Records
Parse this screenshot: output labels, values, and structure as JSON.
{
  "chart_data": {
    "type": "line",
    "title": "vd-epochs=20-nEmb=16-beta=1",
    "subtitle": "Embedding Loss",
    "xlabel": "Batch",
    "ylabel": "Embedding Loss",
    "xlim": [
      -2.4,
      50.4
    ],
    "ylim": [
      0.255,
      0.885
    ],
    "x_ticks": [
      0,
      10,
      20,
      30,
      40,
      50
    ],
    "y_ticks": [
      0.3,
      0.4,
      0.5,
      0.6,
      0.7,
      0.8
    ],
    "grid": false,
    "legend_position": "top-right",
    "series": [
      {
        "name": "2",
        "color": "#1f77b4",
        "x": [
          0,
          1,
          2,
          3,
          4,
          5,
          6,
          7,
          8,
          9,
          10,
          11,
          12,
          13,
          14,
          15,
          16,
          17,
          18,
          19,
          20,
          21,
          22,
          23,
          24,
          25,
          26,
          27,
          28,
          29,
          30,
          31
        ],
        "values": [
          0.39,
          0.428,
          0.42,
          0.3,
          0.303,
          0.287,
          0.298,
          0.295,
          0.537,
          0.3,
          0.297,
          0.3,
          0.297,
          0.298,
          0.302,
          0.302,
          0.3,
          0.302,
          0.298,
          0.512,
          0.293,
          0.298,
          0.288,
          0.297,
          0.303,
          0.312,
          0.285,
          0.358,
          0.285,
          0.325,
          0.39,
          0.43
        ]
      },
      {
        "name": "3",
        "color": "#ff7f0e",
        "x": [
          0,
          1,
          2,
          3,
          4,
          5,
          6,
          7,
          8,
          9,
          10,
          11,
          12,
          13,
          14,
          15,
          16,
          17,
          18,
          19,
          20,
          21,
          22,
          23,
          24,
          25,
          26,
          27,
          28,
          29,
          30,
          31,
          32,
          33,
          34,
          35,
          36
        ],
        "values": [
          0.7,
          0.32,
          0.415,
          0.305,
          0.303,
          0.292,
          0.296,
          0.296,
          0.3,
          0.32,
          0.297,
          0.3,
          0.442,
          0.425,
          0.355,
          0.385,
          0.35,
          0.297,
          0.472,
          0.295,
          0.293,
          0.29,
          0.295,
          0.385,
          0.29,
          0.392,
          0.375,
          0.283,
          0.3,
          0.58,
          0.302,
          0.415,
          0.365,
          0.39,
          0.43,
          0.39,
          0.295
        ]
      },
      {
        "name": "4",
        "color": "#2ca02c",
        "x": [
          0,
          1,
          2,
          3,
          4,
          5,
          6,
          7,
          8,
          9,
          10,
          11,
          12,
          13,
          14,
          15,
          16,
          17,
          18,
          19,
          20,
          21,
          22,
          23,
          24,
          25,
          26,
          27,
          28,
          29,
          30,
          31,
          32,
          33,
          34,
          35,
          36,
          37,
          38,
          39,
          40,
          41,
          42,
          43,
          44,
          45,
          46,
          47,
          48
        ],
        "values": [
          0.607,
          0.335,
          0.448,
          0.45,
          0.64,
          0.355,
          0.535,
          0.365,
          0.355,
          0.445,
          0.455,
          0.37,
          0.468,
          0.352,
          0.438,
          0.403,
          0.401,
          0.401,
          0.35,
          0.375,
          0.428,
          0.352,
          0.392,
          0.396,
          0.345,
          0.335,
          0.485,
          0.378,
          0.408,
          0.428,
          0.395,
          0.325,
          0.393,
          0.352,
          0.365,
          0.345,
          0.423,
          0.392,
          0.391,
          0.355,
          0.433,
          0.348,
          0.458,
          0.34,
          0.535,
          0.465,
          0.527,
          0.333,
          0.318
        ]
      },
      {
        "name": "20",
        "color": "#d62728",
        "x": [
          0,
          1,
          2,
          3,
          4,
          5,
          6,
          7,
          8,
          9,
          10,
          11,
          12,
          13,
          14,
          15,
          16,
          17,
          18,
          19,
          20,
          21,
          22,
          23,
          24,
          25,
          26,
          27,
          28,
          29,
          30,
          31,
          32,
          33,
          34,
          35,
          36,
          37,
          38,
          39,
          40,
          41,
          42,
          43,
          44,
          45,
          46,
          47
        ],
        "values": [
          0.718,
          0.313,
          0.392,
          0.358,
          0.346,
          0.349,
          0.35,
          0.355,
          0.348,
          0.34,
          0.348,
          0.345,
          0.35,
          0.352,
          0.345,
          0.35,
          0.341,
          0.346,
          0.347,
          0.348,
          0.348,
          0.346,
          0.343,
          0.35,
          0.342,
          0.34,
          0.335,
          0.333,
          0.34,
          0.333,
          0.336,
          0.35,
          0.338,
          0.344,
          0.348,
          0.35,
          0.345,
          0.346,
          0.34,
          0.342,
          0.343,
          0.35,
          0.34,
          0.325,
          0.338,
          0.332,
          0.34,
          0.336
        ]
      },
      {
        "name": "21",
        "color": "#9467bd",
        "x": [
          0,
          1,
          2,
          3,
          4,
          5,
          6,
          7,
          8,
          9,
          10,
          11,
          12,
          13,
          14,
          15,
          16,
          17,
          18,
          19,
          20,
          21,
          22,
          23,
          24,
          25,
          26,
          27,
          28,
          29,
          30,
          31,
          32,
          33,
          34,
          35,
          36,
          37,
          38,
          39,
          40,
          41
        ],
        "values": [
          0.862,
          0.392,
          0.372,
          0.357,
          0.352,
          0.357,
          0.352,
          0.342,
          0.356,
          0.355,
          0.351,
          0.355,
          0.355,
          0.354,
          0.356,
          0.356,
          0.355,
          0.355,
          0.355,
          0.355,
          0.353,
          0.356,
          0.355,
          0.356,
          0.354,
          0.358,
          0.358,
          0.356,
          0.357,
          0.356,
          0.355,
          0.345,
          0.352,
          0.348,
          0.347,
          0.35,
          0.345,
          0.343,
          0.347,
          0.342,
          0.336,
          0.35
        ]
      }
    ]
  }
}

● Set task: Display every line of the listing that contains the string "Embedding".

● Exercise answer:
    "subtitle": "Embedding Loss",
    "ylabel": "Embedding Loss",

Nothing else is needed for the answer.